EXERCISE INSTRUCTIONS = Using the records provided below, locate and copy each line that contains the word "before".

───── GIVEN DATA ─────

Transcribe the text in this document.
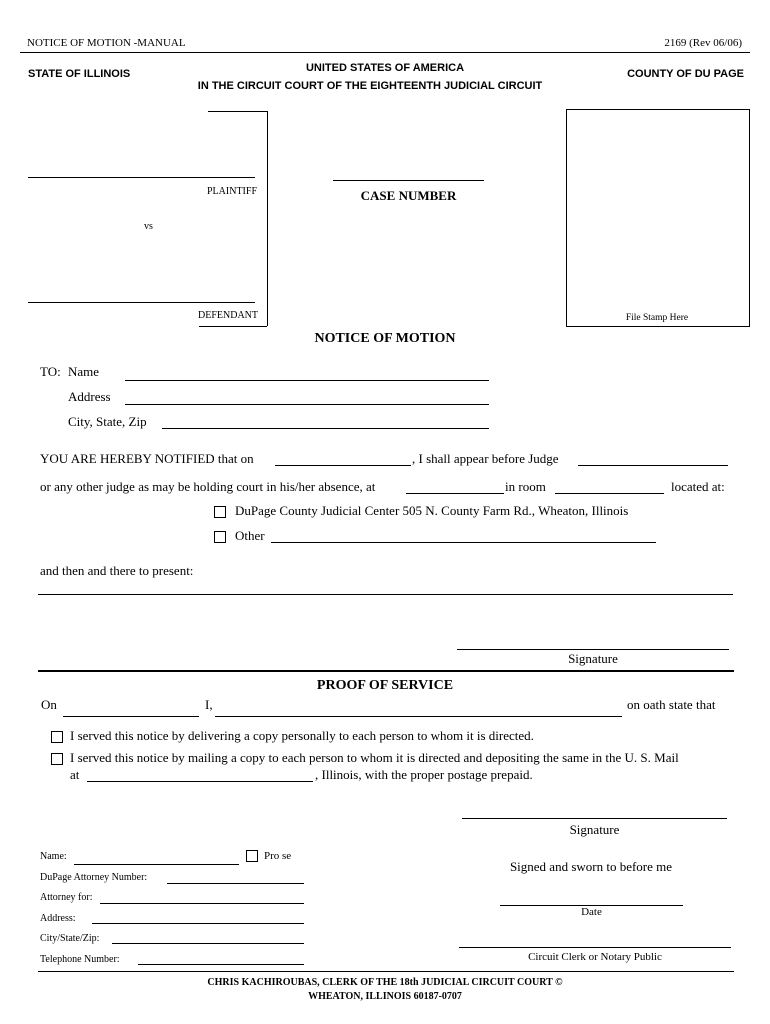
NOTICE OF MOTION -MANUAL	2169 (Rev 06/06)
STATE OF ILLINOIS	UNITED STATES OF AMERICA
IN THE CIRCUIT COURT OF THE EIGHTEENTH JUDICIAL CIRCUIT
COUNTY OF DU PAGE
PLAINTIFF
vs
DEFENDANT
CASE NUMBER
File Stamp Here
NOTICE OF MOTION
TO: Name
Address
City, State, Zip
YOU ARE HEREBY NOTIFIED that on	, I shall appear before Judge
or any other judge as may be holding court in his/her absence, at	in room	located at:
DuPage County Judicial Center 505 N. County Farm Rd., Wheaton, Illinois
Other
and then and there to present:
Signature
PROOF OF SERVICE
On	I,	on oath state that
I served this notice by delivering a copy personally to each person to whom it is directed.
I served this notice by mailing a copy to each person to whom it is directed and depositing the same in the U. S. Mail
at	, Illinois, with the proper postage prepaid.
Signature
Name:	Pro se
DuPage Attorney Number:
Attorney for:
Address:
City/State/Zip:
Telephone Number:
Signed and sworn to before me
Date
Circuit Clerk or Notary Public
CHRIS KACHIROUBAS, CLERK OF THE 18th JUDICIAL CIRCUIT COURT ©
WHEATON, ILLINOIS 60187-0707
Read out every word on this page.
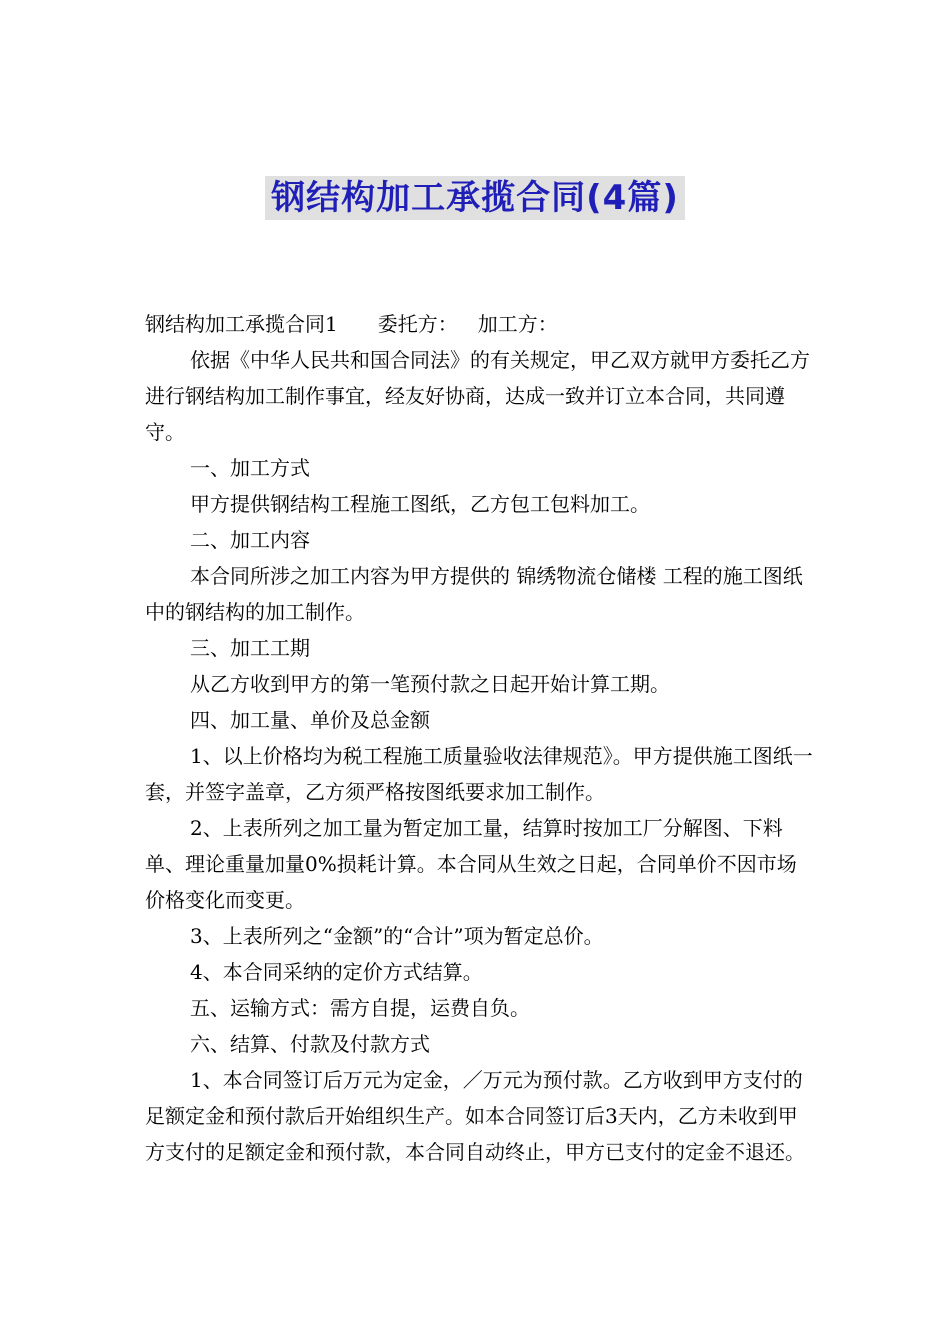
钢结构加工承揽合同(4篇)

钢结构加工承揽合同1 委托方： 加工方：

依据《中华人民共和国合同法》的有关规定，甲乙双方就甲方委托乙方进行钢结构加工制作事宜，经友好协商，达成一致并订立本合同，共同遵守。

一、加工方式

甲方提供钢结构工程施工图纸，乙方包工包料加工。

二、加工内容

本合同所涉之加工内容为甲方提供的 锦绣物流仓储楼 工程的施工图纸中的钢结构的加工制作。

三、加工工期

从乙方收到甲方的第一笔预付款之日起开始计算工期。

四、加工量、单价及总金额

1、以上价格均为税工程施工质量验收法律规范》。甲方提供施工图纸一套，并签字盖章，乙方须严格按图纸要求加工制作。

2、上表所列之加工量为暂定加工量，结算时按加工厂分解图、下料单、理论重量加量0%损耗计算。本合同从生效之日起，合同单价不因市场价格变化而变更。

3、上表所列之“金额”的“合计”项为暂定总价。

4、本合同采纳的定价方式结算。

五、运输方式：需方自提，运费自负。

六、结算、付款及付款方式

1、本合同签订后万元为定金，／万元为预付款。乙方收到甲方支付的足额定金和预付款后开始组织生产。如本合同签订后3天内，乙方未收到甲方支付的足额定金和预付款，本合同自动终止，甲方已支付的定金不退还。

─────

REPLY TO THE TASK =
YOU ARE HEREBY NOTIFIED that on	, I shall appear before Judge
Signed and sworn to before me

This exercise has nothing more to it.